_The exercise_: Below are records; count the lines in them that hold "based" and give only the count.

_Information given_:
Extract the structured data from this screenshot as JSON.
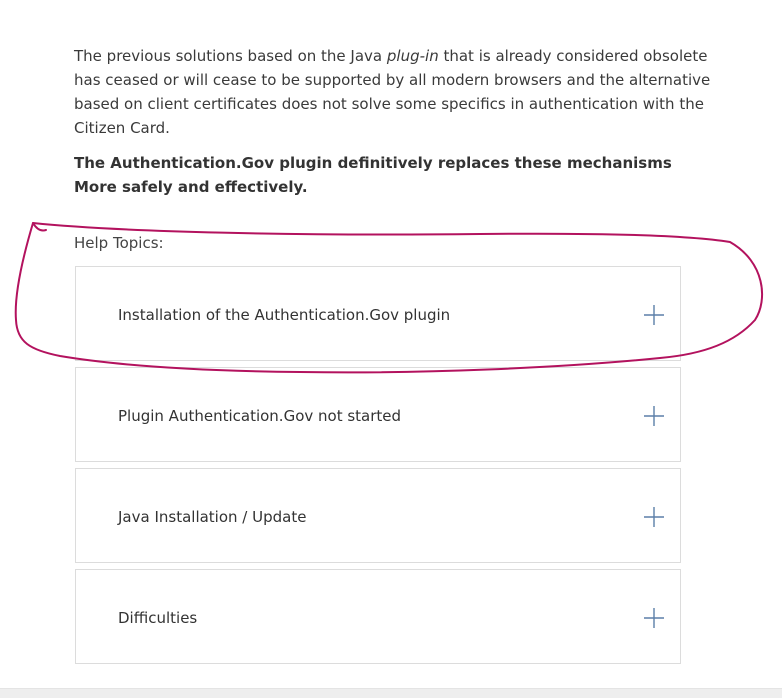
{
  "intro": {
    "part1": "The previous solutions based on the Java ",
    "em": "plug-in",
    "part2": " that is already considered obsolete has ceased or will cease to be supported by all modern browsers and the alternative based on client certificates does not solve some specifics in authentication with the Citizen Card."
  },
  "lead": "The Authentication.Gov plugin definitively replaces these mechanisms More safely and effectively.",
  "help": {
    "title": "Help Topics:",
    "topics": [
      {
        "label": "Installation of the Authentication.Gov plugin"
      },
      {
        "label": "Plugin Authentication.Gov not started"
      },
      {
        "label": "Java Installation / Update"
      },
      {
        "label": "Difficulties"
      }
    ]
  },
  "colors": {
    "plus_icon": "#5b7fa8",
    "annotation": "#b3125e",
    "border": "#dcdcdc"
  },
  "icons": {
    "expand": "plus-icon"
  }
}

_Task response_: 2